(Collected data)
┄┄┄┄┄┄┄┄┄┄

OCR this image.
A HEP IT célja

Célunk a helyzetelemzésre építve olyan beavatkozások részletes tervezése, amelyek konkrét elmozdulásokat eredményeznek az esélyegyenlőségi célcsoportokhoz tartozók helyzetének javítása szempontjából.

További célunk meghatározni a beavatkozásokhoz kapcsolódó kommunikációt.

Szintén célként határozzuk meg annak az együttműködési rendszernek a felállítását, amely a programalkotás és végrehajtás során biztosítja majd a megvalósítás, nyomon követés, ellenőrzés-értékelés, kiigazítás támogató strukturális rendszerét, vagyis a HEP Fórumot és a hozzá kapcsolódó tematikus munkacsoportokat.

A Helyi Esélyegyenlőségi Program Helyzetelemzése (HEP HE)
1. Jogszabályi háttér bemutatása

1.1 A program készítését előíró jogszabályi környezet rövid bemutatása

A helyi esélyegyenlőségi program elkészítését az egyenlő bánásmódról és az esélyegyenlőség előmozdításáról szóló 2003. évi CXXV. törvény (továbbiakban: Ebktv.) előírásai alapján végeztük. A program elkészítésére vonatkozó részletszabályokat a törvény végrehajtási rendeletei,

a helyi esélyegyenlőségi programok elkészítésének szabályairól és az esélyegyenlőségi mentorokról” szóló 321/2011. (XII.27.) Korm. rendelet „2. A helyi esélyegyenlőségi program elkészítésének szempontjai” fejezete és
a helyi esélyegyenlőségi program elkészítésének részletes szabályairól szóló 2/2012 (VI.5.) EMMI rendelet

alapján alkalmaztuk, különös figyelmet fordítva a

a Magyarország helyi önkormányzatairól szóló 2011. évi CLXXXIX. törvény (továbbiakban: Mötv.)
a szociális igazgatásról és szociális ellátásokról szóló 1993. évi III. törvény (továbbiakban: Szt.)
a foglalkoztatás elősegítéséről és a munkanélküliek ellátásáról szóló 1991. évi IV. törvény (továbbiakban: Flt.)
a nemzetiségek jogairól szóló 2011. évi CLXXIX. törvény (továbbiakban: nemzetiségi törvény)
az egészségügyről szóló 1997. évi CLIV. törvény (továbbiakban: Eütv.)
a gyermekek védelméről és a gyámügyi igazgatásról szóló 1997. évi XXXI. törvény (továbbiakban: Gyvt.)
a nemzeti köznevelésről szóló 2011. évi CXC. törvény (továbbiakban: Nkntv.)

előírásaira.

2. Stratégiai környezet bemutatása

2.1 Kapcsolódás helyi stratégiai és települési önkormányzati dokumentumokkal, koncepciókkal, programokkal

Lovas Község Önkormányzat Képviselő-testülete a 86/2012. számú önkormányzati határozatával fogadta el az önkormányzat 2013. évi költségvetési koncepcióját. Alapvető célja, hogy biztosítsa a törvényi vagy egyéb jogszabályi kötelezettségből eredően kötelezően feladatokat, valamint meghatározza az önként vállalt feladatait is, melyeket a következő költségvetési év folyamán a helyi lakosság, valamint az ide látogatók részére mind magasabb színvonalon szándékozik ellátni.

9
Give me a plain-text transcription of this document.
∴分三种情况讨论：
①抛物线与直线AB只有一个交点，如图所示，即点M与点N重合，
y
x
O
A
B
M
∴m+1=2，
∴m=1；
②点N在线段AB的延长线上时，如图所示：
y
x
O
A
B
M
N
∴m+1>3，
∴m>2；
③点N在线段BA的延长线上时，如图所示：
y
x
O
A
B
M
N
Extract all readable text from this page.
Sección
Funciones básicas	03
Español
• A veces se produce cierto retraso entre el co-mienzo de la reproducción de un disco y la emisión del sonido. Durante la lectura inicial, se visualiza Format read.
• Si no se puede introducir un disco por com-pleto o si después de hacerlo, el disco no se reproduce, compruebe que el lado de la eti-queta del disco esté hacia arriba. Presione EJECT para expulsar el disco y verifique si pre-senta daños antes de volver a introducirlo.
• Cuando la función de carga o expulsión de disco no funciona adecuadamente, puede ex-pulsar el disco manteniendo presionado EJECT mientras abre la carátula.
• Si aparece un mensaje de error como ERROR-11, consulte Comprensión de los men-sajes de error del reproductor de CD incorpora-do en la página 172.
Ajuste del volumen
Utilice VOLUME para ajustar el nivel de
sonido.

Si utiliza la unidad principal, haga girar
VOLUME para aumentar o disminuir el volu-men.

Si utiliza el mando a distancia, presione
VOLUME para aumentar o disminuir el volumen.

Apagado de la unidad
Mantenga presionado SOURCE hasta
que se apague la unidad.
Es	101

┄┄┄┄┄┄┄┄┄┄

**What to do:** Where a line holds "környezet", copy that line.

**Answer to the exercise:**
1.1 A program készítését előíró jogszabályi környezet rövid bemutatása
2. Stratégiai környezet bemutatása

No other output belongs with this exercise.